Go through the lines below and copy each one that holds the string "into".

[start RAW DATA]

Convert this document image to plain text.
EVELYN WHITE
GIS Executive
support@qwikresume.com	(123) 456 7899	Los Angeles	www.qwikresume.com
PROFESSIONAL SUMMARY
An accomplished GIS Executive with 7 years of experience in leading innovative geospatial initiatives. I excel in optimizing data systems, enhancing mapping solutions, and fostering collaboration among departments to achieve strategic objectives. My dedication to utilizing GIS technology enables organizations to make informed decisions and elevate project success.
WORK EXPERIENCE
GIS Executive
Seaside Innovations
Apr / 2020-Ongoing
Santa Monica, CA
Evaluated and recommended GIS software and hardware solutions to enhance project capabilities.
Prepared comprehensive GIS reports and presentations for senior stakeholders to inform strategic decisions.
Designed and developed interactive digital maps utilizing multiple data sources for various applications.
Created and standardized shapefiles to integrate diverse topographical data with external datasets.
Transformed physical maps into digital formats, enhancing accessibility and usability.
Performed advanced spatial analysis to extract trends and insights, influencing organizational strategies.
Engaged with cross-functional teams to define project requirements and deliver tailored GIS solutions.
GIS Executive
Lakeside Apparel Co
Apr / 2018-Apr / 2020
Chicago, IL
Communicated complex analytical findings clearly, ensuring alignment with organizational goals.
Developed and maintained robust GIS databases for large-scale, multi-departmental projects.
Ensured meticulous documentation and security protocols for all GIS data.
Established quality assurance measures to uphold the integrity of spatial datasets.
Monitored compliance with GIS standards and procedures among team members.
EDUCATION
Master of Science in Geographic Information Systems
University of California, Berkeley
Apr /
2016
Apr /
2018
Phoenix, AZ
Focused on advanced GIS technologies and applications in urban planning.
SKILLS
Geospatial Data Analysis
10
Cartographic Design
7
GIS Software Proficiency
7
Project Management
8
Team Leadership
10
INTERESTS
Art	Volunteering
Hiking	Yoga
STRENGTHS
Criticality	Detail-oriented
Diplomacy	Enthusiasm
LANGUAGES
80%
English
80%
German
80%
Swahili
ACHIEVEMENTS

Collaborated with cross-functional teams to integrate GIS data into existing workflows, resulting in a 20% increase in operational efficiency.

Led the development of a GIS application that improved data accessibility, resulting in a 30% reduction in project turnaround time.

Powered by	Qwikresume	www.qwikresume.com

[end RAW DATA]

## SOLUTION TO THE PROBLEM
Transformed physical maps into digital formats, enhancing accessibility and usability.
Collaborated with cross-functional teams to integrate GIS data into existing workflows, resulting in a 20% increase in operational efficiency.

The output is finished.